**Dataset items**
━━━━
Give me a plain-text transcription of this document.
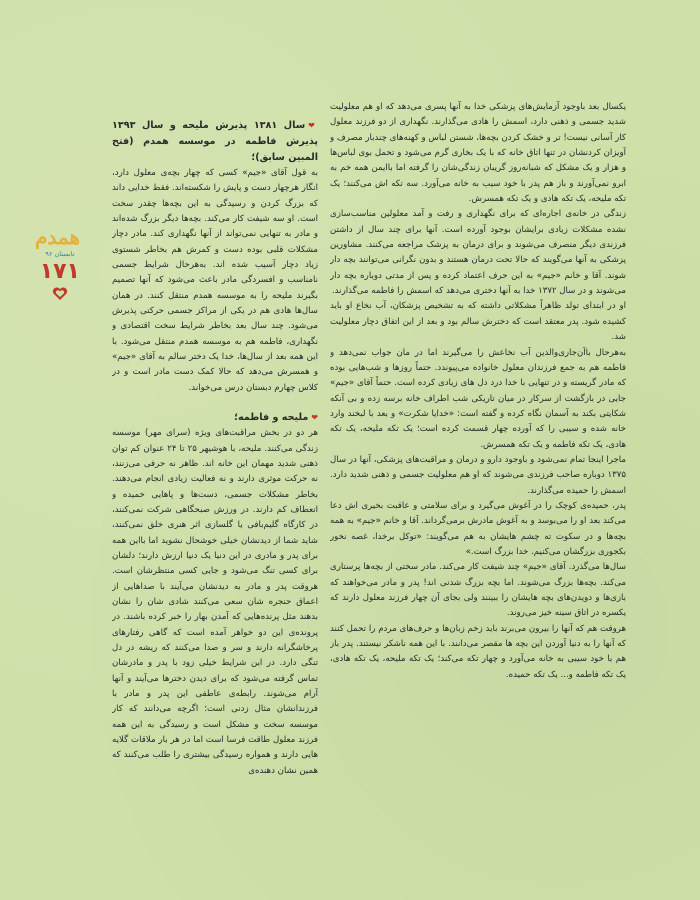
یکسال بعد باوجود آزمایش‌های پزشکی خدا به آنها پسری می‌دهد که او هم معلولیت شدید جسمی و ذهنی دارد، اسمش را هادی می‌گذارند. نگهداری از دو فرزند معلول کار آسانی نیست! تر و خشک کردن بچه‌ها، شستن لباس و کهنه‌های چندبار مصرف و آویزان کردنشان در تنها اتاق خانه که با یک بخاری گرم می‌شود و تحمل بوی لباس‌ها و هزار و یک مشکل که شبانه‌روز گریبان زندگی‌شان را گرفته اما باایمن همه خم به ابرو نمی‌آورند و باز هم پدر با خود سیب به خانه می‌آورد. سه تکه اش می‌کنند؛ یک تکه ملیحه، یک تکه هادی و یک تکه همسرش.

زندگی در خانه‌ی اجاره‌ای که برای نگهداری و رفت و آمد معلولین مناسب‌سازی نشده مشکلات زیادی برایشان بوجود آورده است. آنها برای چند سال از داشتن فرزندی دیگر منصرف می‌شوند و برای درمان به پزشک مراجعه می‌کنند. مشاورین پزشکی به آنها می‌گویند که حالا تحت درمان هستند و بدون نگرانی می‌توانند بچه دار شوند. آقا و خانم «جیم» به این حرف اعتماد کرده و پس از مدتی دوباره بچه دار می‌شوند و در سال ۱۳۷۲ خدا به آنها دختری می‌دهد که اسمش را فاطمه می‌گذارند.

او در ابتدای تولد ظاهراً مشکلاتی داشته که به تشخیص پزشکان، آب نخاع او باید کشیده شود. پدر معتقد است که دخترش سالم بود و بعد از این اتفاق دچار معلولیت شد.

به‌هرحال باآن‌جاری‌والدین آب نخاعش را می‌گیرند اما در مان جواب نمی‌دهد و فاطمه هم به جمع فرزندان معلول خانواده می‌پیوندد. حتماً روزها و شب‌هایی بوده که مادر گریسته و در تنهایی با خدا درد دل های زیادی کرده است. حتماً آقای «جیم» جایی در بازگشت از سرکار در میان تاریکی شب اطراف خانه برسه زده و بی آنکه شکایتی بکند به آسمان نگاه کرده و گفته است: «خدایا شکرت» و بعد با لبخند وارد خانه شده و سیبی را که آورده چهار قسمت کرده است؛ یک تکه ملیحه، یک تکه هادی، یک تکه فاطمه و یک تکه همسرش.

ماجرا اینجا تمام نمی‌شود و باوجود دارو و درمان و مراقبت‌های پزشکی، آنها در سال ۱۳۷۵ دوباره صاحب فرزندی می‌شوند که او هم معلولیت جسمی و ذهنی شدید دارد. اسمش را حمیده می‌گذارند.

پدر، حمیده‌ی کوچک را در آغوش می‌گیرد و برای سلامتی و عاقبت بخیری اش دعا می‌کند بعد او را می‌بوسد و به آغوش مادرش برمی‌گرداند. آقا و خانم «جیم» به همه بچه‌ها و در سکوت ته چشم هایشان به هم می‌گویند: «توکل برخدا، غصه نخور بکجوری بزرگشان می‌کنیم. خدا بزرگ است.»

سال‌ها می‌گذرد. آقای «جیم» چند شیفت کار می‌کند. مادر سختی از بچه‌ها پرستاری می‌کند. بچه‌ها بزرگ می‌شوند. اما بچه بزرگ شدنی اند! پدر و مادر می‌خواهند که بازی‌ها و دویدن‌های بچه هایشان را ببینند ولی بجای آن چهار فرزند معلول دارند که یکسره در اتاق سینه خیز می‌روند.

هروقت هم که آنها را بیرون می‌برند باید زخم زبان‌ها و حرف‌های مردم را تحمل کنند که آنها را به دنیا آوردن این بچه ها مقصر می‌دانند. با این همه ناشکر نیستند. پدر باز هم با خود سیبی به خانه می‌آورد و چهار تکه می‌کند؛ یک تکه ملیحه، یک تکه هادی، یک تکه فاطمه و... یک تکه حمیده.

❤سال ۱۳۸۱ پذیرش ملیحه و سال ۱۳۹۳ پذیرش فاطمه در موسسه همدم (فتح المبین سابق)؛

به قول آقای «جیم» کسی که چهار بچه‌ی معلول دارد، انگار هرچهار دست و پایش را شکسته‌اند. فقط خدایی داند که بزرگ کردن و رسیدگی به این بچه‌ها چقدر سخت است. او سه شیفت کار می‌کند. بچه‌ها دیگر بزرگ شده‌اند و مادر به تنهایی نمی‌تواند از آنها نگهداری کند. مادر دچار مشکلات قلبی بوده دست و کمرش هم بخاطر شستوی زیاد دچار آسیب شده اند. به‌هرحال شرایط جسمی نامناسب و افسردگی مادر باعث می‌شود که آنها تصمیم بگیرند ملیحه را به موسسه همدم منتقل کنند. در همان سال‌ها هادی هم در یکی از مراکز جسمی حرکتی پذیرش می‌شود. چند سال بعد بخاطر شرایط سخت اقتصادی و نگهداری، فاطمه هم به موسسه همدم منتقل می‌شود. با این همه بعد از سال‌ها، خدا یک دختر سالم به آقای «جیم» و همسرش می‌دهد که حالا کمک دست مادر است و در کلاس چهارم دبستان درس می‌خواند.

❤ملیحه و فاطمه؛

هر دو در بخش مراقبت‌های ویژه (سرای مهر) موسسه زندگی می‌کنند. ملیحه، با هوشیهر ۲۵ تا ۲۴ عنوان کم توان ذهنی شدید مهمان این خانه اند. ظاهر نه حرفی می‌زنند، نه حرکت موثری دارند و نه فعالیت زیادی انجام می‌دهند. بخاطر مشکلات جسمی، دست‌ها و پاهایی خمیده و انعطاف کم دارند. در ورزش صبحگاهی شرکت نمی‌کنند، در کارگاه گلیم‌بافی یا گلسازی اثر هنری خلق نمی‌کنند، شاید شما از دیدنشان خیلی خوشحال نشوید اما بااین همه برای پدر و مادری در این دنیا یک دنیا ارزش دارند؛ دلشان برای کسی تنگ می‌شود و جایی کسی منتظرشان است. هروقت پدر و مادر به دیدنشان می‌آیند با صداهایی از اعماق حنجره شان سعی می‌کنند شادی شان را نشان بدهند مثل پرنده‌هایی که آمدن بهار را خبر کرده باشند. در پرونده‌ی این دو خواهر آمده است که گاهی رفتارهای پرخاشگرانه دارند و سر و صدا می‌کنند که ریشه در دل تنگی دارد. در این شرایط خیلی زود با پدر و مادرشان تماس گرفته می‌شود که برای دیدن دخترها می‌آیند و آنها آرام می‌شوند. رابطه‌ی عاطفی این پدر و مادر با فرزندانشان مثال زدنی است؛ اگرچه می‌دانند که کار موسسه سخت و مشکل است و رسیدگی به این همه فرزند معلول طاقت فرسا است اما در هر بار ملاقات گلایه هایی دارند و همواره رسیدگی بیشتری را طلب می‌کنند که همین نشان دهنده‌ی

همدم
تابستان ۹۶
۱۷۱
━━━━
Repeat the records in full, exactly as they appear, without the pictures.

**WRITTEN RESPONSE**
Give me a plain-text transcription of this document.
یکسال بعد باوجود آزمایش‌های پزشکی خدا به آنها پسری می‌دهد که او هم معلولیت شدید جسمی و ذهنی دارد، اسمش را هادی می‌گذارند. نگهداری از دو فرزند معلول کار آسانی نیست! تر و خشک کردن بچه‌ها، شستن لباس و کهنه‌های چندبار مصرف و آویزان کردنشان در تنها اتاق خانه که با یک بخاری گرم می‌شود و تحمل بوی لباس‌ها و هزار و یک مشکل که شبانه‌روز گریبان زندگی‌شان را گرفته اما باایمن همه خم به ابرو نمی‌آورند و باز هم پدر با خود سیب به خانه می‌آورد. سه تکه اش می‌کنند؛ یک تکه ملیحه، یک تکه هادی و یک تکه همسرش.

زندگی در خانه‌ی اجاره‌ای که برای نگهداری و رفت و آمد معلولین مناسب‌سازی نشده مشکلات زیادی برایشان بوجود آورده است. آنها برای چند سال از داشتن فرزندی دیگر منصرف می‌شوند و برای درمان به پزشک مراجعه می‌کنند. مشاورین پزشکی به آنها می‌گویند که حالا تحت درمان هستند و بدون نگرانی می‌توانند بچه دار شوند. آقا و خانم «جیم» به این حرف اعتماد کرده و پس از مدتی دوباره بچه دار می‌شوند و در سال ۱۳۷۲ خدا به آنها دختری می‌دهد که اسمش را فاطمه می‌گذارند.

او در ابتدای تولد ظاهراً مشکلاتی داشته که به تشخیص پزشکان، آب نخاع او باید کشیده شود. پدر معتقد است که دخترش سالم بود و بعد از این اتفاق دچار معلولیت شد.

به‌هرحال باآن‌جاری‌والدین آب نخاعش را می‌گیرند اما در مان جواب نمی‌دهد و فاطمه هم به جمع فرزندان معلول خانواده می‌پیوندد. حتماً روزها و شب‌هایی بوده که مادر گریسته و در تنهایی با خدا درد دل های زیادی کرده است. حتماً آقای «جیم» جایی در بازگشت از سرکار در میان تاریکی شب اطراف خانه برسه زده و بی آنکه شکایتی بکند به آسمان نگاه کرده و گفته است: «خدایا شکرت» و بعد با لبخند وارد خانه شده و سیبی را که آورده چهار قسمت کرده است؛ یک تکه ملیحه، یک تکه هادی، یک تکه فاطمه و یک تکه همسرش.

ماجرا اینجا تمام نمی‌شود و باوجود دارو و درمان و مراقبت‌های پزشکی، آنها در سال ۱۳۷۵ دوباره صاحب فرزندی می‌شوند که او هم معلولیت جسمی و ذهنی شدید دارد. اسمش را حمیده می‌گذارند.

پدر، حمیده‌ی کوچک را در آغوش می‌گیرد و برای سلامتی و عاقبت بخیری اش دعا می‌کند بعد او را می‌بوسد و به آغوش مادرش برمی‌گرداند. آقا و خانم «جیم» به همه بچه‌ها و در سکوت ته چشم هایشان به هم می‌گویند: «توکل برخدا، غصه نخور بکجوری بزرگشان می‌کنیم. خدا بزرگ است.»

سال‌ها می‌گذرد. آقای «جیم» چند شیفت کار می‌کند. مادر سختی از بچه‌ها پرستاری می‌کند. بچه‌ها بزرگ می‌شوند. اما بچه بزرگ شدنی اند! پدر و مادر می‌خواهند که بازی‌ها و دویدن‌های بچه هایشان را ببینند ولی بجای آن چهار فرزند معلول دارند که یکسره در اتاق سینه خیز می‌روند.

هروقت هم که آنها را بیرون می‌برند باید زخم زبان‌ها و حرف‌های مردم را تحمل کنند که آنها را به دنیا آوردن این بچه ها مقصر می‌دانند. با این همه ناشکر نیستند. پدر باز هم با خود سیبی به خانه می‌آورد و چهار تکه می‌کند؛ یک تکه ملیحه، یک تکه هادی، یک تکه فاطمه و... یک تکه حمیده.

❤سال ۱۳۸۱ پذیرش ملیحه و سال ۱۳۹۳ پذیرش فاطمه در موسسه همدم (فتح المبین سابق)؛

به قول آقای «جیم» کسی که چهار بچه‌ی معلول دارد، انگار هرچهار دست و پایش را شکسته‌اند. فقط خدایی داند که بزرگ کردن و رسیدگی به این بچه‌ها چقدر سخت است. او سه شیفت کار می‌کند. بچه‌ها دیگر بزرگ شده‌اند و مادر به تنهایی نمی‌تواند از آنها نگهداری کند. مادر دچار مشکلات قلبی بوده دست و کمرش هم بخاطر شستوی زیاد دچار آسیب شده اند. به‌هرحال شرایط جسمی نامناسب و افسردگی مادر باعث می‌شود که آنها تصمیم بگیرند ملیحه را به موسسه همدم منتقل کنند. در همان سال‌ها هادی هم در یکی از مراکز جسمی حرکتی پذیرش می‌شود. چند سال بعد بخاطر شرایط سخت اقتصادی و نگهداری، فاطمه هم به موسسه همدم منتقل می‌شود. با این همه بعد از سال‌ها، خدا یک دختر سالم به آقای «جیم» و همسرش می‌دهد که حالا کمک دست مادر است و در کلاس چهارم دبستان درس می‌خواند.

❤ملیحه و فاطمه؛

هر دو در بخش مراقبت‌های ویژه (سرای مهر) موسسه زندگی می‌کنند. ملیحه، با هوشیهر ۲۵ تا ۲۴ عنوان کم توان ذهنی شدید مهمان این خانه اند. ظاهر نه حرفی می‌زنند، نه حرکت موثری دارند و نه فعالیت زیادی انجام می‌دهند. بخاطر مشکلات جسمی، دست‌ها و پاهایی خمیده و انعطاف کم دارند. در ورزش صبحگاهی شرکت نمی‌کنند، در کارگاه گلیم‌بافی یا گلسازی اثر هنری خلق نمی‌کنند، شاید شما از دیدنشان خیلی خوشحال نشوید اما بااین همه برای پدر و مادری در این دنیا یک دنیا ارزش دارند؛ دلشان برای کسی تنگ می‌شود و جایی کسی منتظرشان است. هروقت پدر و مادر به دیدنشان می‌آیند با صداهایی از اعماق حنجره شان سعی می‌کنند شادی شان را نشان بدهند مثل پرنده‌هایی که آمدن بهار را خبر کرده باشند. در پرونده‌ی این دو خواهر آمده است که گاهی رفتارهای پرخاشگرانه دارند و سر و صدا می‌کنند که ریشه در دل تنگی دارد. در این شرایط خیلی زود با پدر و مادرشان تماس گرفته می‌شود که برای دیدن دخترها می‌آیند و آنها آرام می‌شوند. رابطه‌ی عاطفی این پدر و مادر با فرزندانشان مثال زدنی است؛ اگرچه می‌دانند که کار موسسه سخت و مشکل است و رسیدگی به این همه فرزند معلول طاقت فرسا است اما در هر بار ملاقات گلایه هایی دارند و همواره رسیدگی بیشتری را طلب می‌کنند که همین نشان دهنده‌ی

همدم
تابستان ۹۶
۱۷۱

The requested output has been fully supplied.